:: ENTRIES SHOWN ::

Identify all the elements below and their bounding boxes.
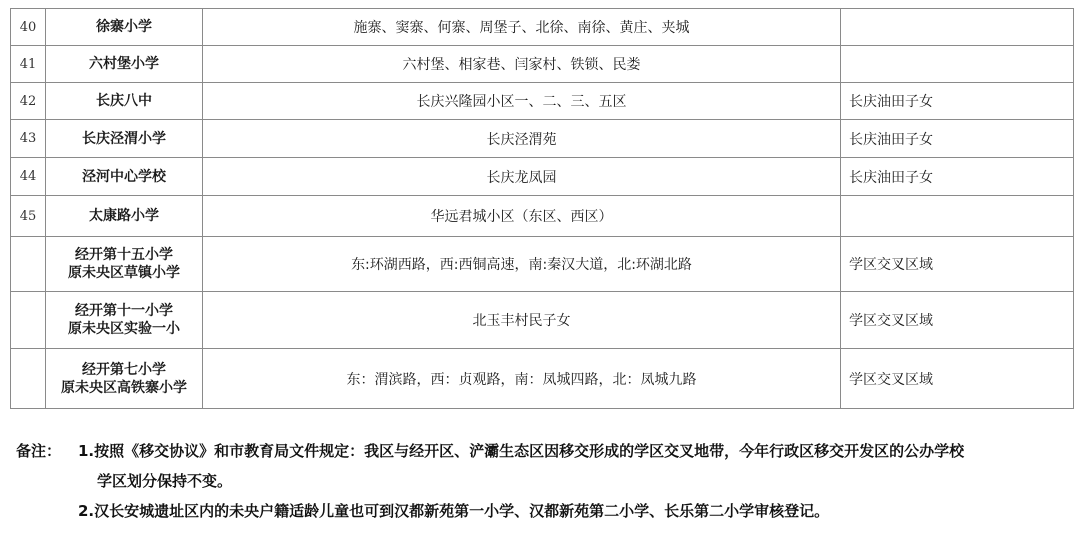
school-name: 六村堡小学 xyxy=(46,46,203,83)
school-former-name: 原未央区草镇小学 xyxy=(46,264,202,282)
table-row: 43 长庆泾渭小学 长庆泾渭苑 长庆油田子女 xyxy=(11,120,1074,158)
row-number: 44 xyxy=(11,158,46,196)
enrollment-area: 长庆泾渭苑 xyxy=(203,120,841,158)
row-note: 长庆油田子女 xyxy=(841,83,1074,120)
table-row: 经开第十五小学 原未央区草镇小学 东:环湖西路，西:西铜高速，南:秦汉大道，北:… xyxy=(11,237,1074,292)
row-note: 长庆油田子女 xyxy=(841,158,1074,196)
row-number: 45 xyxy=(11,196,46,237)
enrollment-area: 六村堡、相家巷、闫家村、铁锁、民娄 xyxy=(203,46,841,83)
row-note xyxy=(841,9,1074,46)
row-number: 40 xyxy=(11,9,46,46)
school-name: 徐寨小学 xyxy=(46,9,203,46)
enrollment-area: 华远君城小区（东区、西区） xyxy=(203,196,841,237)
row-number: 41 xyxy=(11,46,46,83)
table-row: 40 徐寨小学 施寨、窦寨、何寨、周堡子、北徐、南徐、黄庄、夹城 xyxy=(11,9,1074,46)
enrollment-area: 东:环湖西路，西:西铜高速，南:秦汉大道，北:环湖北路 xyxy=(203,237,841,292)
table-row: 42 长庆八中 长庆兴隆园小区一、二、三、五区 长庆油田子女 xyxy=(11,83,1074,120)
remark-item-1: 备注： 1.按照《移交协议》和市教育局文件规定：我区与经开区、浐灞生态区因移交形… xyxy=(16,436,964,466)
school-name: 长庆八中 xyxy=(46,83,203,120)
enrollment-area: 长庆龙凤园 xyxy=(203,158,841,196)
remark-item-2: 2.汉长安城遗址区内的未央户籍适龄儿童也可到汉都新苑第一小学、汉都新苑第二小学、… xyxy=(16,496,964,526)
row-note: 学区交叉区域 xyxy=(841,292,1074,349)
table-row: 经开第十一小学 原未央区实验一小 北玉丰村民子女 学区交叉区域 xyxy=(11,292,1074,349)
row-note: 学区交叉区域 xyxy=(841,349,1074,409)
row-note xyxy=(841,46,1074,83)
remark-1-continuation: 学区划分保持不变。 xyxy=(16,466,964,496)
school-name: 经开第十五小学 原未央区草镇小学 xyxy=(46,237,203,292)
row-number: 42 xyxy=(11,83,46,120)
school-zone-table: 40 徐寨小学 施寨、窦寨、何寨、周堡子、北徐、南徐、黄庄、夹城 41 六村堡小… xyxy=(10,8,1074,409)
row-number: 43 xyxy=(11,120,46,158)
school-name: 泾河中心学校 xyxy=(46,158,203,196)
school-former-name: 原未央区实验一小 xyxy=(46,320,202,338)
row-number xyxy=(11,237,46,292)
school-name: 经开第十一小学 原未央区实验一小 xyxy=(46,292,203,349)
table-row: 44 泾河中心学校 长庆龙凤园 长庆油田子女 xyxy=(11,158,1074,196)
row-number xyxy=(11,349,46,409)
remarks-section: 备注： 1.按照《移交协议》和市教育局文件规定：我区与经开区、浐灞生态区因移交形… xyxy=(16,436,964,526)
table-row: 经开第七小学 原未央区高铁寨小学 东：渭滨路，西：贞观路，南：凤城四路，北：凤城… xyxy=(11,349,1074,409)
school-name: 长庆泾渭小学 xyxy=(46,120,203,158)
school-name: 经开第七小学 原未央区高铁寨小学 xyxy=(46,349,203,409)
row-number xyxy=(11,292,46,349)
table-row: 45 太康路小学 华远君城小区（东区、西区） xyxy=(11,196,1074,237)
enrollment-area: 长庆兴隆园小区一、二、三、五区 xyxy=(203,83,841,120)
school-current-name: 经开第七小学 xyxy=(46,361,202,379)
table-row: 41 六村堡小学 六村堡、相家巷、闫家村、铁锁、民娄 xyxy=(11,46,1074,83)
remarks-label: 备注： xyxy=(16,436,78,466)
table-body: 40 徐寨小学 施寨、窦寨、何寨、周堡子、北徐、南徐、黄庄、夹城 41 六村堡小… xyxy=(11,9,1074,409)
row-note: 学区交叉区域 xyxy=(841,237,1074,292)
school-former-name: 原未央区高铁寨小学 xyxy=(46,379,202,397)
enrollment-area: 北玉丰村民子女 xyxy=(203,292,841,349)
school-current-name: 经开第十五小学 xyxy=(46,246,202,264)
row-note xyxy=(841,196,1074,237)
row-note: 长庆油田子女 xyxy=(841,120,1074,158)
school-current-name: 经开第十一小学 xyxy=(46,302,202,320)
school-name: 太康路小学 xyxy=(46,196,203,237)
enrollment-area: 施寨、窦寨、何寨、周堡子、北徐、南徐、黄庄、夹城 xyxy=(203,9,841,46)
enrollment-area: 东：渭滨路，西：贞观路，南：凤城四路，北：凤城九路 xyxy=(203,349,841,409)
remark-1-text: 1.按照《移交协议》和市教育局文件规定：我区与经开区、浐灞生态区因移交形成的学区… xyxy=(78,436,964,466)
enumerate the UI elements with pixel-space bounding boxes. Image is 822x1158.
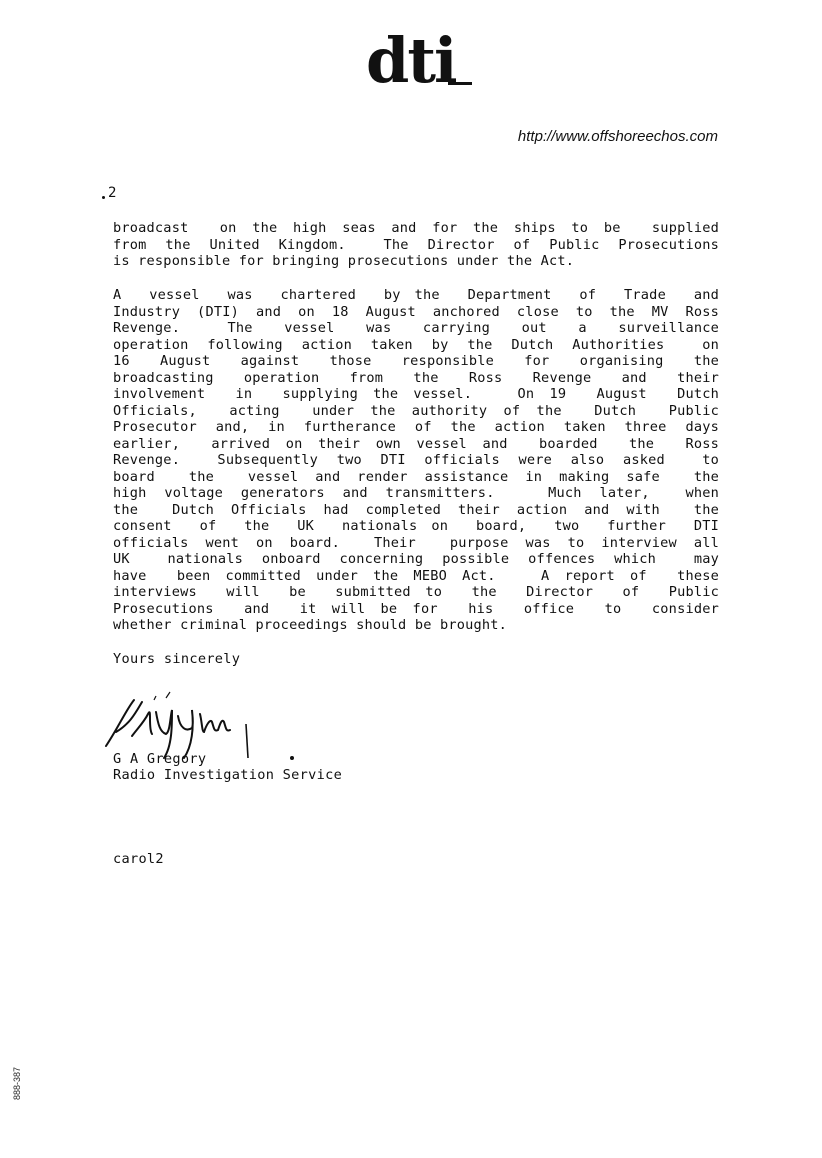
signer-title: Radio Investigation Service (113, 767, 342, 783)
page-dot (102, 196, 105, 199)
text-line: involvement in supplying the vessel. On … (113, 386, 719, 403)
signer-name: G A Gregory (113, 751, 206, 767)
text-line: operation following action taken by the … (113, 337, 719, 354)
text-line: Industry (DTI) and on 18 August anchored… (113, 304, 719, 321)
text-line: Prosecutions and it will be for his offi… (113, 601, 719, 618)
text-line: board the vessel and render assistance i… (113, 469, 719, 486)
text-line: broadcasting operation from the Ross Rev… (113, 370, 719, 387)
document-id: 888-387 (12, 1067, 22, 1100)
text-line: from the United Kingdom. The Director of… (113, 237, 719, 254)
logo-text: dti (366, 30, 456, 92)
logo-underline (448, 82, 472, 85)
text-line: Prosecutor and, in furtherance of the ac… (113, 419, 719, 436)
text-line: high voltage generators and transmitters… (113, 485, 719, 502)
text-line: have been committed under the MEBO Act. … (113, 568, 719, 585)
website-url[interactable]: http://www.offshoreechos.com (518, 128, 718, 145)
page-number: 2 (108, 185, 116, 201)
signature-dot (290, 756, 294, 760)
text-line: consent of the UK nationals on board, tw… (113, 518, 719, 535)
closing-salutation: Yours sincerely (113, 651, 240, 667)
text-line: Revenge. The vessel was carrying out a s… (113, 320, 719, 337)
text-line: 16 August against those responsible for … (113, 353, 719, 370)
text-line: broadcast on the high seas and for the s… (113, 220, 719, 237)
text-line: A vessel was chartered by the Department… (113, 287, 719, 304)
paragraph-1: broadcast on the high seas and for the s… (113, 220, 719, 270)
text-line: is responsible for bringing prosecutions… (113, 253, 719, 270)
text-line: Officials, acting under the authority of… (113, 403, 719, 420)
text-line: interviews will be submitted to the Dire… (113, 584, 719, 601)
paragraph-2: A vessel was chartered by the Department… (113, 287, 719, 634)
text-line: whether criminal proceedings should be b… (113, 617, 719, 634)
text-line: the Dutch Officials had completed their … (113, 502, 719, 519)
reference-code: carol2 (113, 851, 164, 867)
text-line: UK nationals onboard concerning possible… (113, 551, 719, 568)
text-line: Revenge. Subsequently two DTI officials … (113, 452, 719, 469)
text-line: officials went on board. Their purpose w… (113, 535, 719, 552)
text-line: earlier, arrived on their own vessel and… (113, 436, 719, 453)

:: SHORT PROBLEM ::
Reproduce every line of the data above with "table-row" renamed to "table-line" throughout, leaving everything else unchanged. Omit the pictures from the output.

:: RESPONSE BELOW ::
Identify all the elements below and their bounding boxes.
school-name: 六村堡小学 xyxy=(46,46,203,83)
school-former-name: 原未央区草镇小学 xyxy=(46,264,202,282)
table-line: 43 长庆泾渭小学 长庆泾渭苑 长庆油田子女 xyxy=(11,120,1074,158)
row-number: 44 xyxy=(11,158,46,196)
enrollment-area: 长庆泾渭苑 xyxy=(203,120,841,158)
row-note: 长庆油田子女 xyxy=(841,83,1074,120)
table-line: 经开第十五小学 原未央区草镇小学 东:环湖西路，西:西铜高速，南:秦汉大道，北:… xyxy=(11,237,1074,292)
row-note: 长庆油田子女 xyxy=(841,158,1074,196)
row-number: 45 xyxy=(11,196,46,237)
enrollment-area: 六村堡、相家巷、闫家村、铁锁、民娄 xyxy=(203,46,841,83)
row-note xyxy=(841,9,1074,46)
row-number: 40 xyxy=(11,9,46,46)
school-name: 徐寨小学 xyxy=(46,9,203,46)
enrollment-area: 华远君城小区（东区、西区） xyxy=(203,196,841,237)
row-number: 41 xyxy=(11,46,46,83)
table-line: 40 徐寨小学 施寨、窦寨、何寨、周堡子、北徐、南徐、黄庄、夹城 xyxy=(11,9,1074,46)
enrollment-area: 东:环湖西路，西:西铜高速，南:秦汉大道，北:环湖北路 xyxy=(203,237,841,292)
table-line: 42 长庆八中 长庆兴隆园小区一、二、三、五区 长庆油田子女 xyxy=(11,83,1074,120)
remark-item-1: 备注： 1.按照《移交协议》和市教育局文件规定：我区与经开区、浐灞生态区因移交形… xyxy=(16,436,964,466)
school-name: 长庆八中 xyxy=(46,83,203,120)
enrollment-area: 长庆龙凤园 xyxy=(203,158,841,196)
remark-item-2: 2.汉长安城遗址区内的未央户籍适龄儿童也可到汉都新苑第一小学、汉都新苑第二小学、… xyxy=(16,496,964,526)
row-note: 学区交叉区域 xyxy=(841,292,1074,349)
table-line: 经开第十一小学 原未央区实验一小 北玉丰村民子女 学区交叉区域 xyxy=(11,292,1074,349)
row-note: 学区交叉区域 xyxy=(841,349,1074,409)
row-note xyxy=(841,46,1074,83)
remark-1-continuation: 学区划分保持不变。 xyxy=(16,466,964,496)
school-name: 经开第十五小学 原未央区草镇小学 xyxy=(46,237,203,292)
row-number: 42 xyxy=(11,83,46,120)
school-zone-table: 40 徐寨小学 施寨、窦寨、何寨、周堡子、北徐、南徐、黄庄、夹城 41 六村堡小… xyxy=(10,8,1074,409)
row-number: 43 xyxy=(11,120,46,158)
school-name: 泾河中心学校 xyxy=(46,158,203,196)
school-former-name: 原未央区实验一小 xyxy=(46,320,202,338)
row-number xyxy=(11,237,46,292)
school-name: 经开第十一小学 原未央区实验一小 xyxy=(46,292,203,349)
table-line: 44 泾河中心学校 长庆龙凤园 长庆油田子女 xyxy=(11,158,1074,196)
row-number xyxy=(11,349,46,409)
remarks-section: 备注： 1.按照《移交协议》和市教育局文件规定：我区与经开区、浐灞生态区因移交形… xyxy=(16,436,964,526)
table-line: 经开第七小学 原未央区高铁寨小学 东：渭滨路，西：贞观路，南：凤城四路，北：凤城… xyxy=(11,349,1074,409)
school-name: 长庆泾渭小学 xyxy=(46,120,203,158)
school-name: 经开第七小学 原未央区高铁寨小学 xyxy=(46,349,203,409)
row-number xyxy=(11,292,46,349)
table-line: 45 太康路小学 华远君城小区（东区、西区） xyxy=(11,196,1074,237)
enrollment-area: 长庆兴隆园小区一、二、三、五区 xyxy=(203,83,841,120)
school-current-name: 经开第七小学 xyxy=(46,361,202,379)
table-line: 41 六村堡小学 六村堡、相家巷、闫家村、铁锁、民娄 xyxy=(11,46,1074,83)
remarks-label: 备注： xyxy=(16,436,78,466)
table-body: 40 徐寨小学 施寨、窦寨、何寨、周堡子、北徐、南徐、黄庄、夹城 41 六村堡小… xyxy=(11,9,1074,409)
row-note: 学区交叉区域 xyxy=(841,237,1074,292)
school-former-name: 原未央区高铁寨小学 xyxy=(46,379,202,397)
enrollment-area: 北玉丰村民子女 xyxy=(203,292,841,349)
school-current-name: 经开第十五小学 xyxy=(46,246,202,264)
row-note xyxy=(841,196,1074,237)
row-note: 长庆油田子女 xyxy=(841,120,1074,158)
school-current-name: 经开第十一小学 xyxy=(46,302,202,320)
school-name: 太康路小学 xyxy=(46,196,203,237)
enrollment-area: 施寨、窦寨、何寨、周堡子、北徐、南徐、黄庄、夹城 xyxy=(203,9,841,46)
enrollment-area: 东：渭滨路，西：贞观路，南：凤城四路，北：凤城九路 xyxy=(203,349,841,409)
remark-1-text: 1.按照《移交协议》和市教育局文件规定：我区与经开区、浐灞生态区因移交形成的学区… xyxy=(78,436,964,466)
enumerate the UI elements with pixel-space bounding boxes. Image is 822x1158.
signer-title: Radio Investigation Service (113, 767, 342, 783)
page-dot (102, 196, 105, 199)
text-line: involvement in supplying the vessel. On … (113, 386, 719, 403)
signer-name: G A Gregory (113, 751, 206, 767)
text-line: operation following action taken by the … (113, 337, 719, 354)
text-line: Industry (DTI) and on 18 August anchored… (113, 304, 719, 321)
text-line: Prosecutions and it will be for his offi… (113, 601, 719, 618)
text-line: board the vessel and render assistance i… (113, 469, 719, 486)
text-line: broadcasting operation from the Ross Rev… (113, 370, 719, 387)
document-id: 888-387 (12, 1067, 22, 1100)
text-line: from the United Kingdom. The Director of… (113, 237, 719, 254)
logo-text: dti (366, 30, 456, 92)
logo-underline (448, 82, 472, 85)
text-line: Prosecutor and, in furtherance of the ac… (113, 419, 719, 436)
text-line: high voltage generators and transmitters… (113, 485, 719, 502)
text-line: have been committed under the MEBO Act. … (113, 568, 719, 585)
website-url[interactable]: http://www.offshoreechos.com (518, 128, 718, 145)
page-number: 2 (108, 185, 116, 201)
signature-dot (290, 756, 294, 760)
text-line: consent of the UK nationals on board, tw… (113, 518, 719, 535)
closing-salutation: Yours sincerely (113, 651, 240, 667)
text-line: Revenge. The vessel was carrying out a s… (113, 320, 719, 337)
text-line: 16 August against those responsible for … (113, 353, 719, 370)
text-line: broadcast on the high seas and for the s… (113, 220, 719, 237)
text-line: A vessel was chartered by the Department… (113, 287, 719, 304)
paragraph-1: broadcast on the high seas and for the s… (113, 220, 719, 270)
text-line: is responsible for bringing prosecutions… (113, 253, 719, 270)
text-line: Officials, acting under the authority of… (113, 403, 719, 420)
text-line: interviews will be submitted to the Dire… (113, 584, 719, 601)
paragraph-2: A vessel was chartered by the Department… (113, 287, 719, 634)
text-line: whether criminal proceedings should be b… (113, 617, 719, 634)
text-line: the Dutch Officials had completed their … (113, 502, 719, 519)
reference-code: carol2 (113, 851, 164, 867)
text-line: UK nationals onboard concerning possible… (113, 551, 719, 568)
text-line: Revenge. Subsequently two DTI officials … (113, 452, 719, 469)
text-line: officials went on board. Their purpose w… (113, 535, 719, 552)
text-line: earlier, arrived on their own vessel and… (113, 436, 719, 453)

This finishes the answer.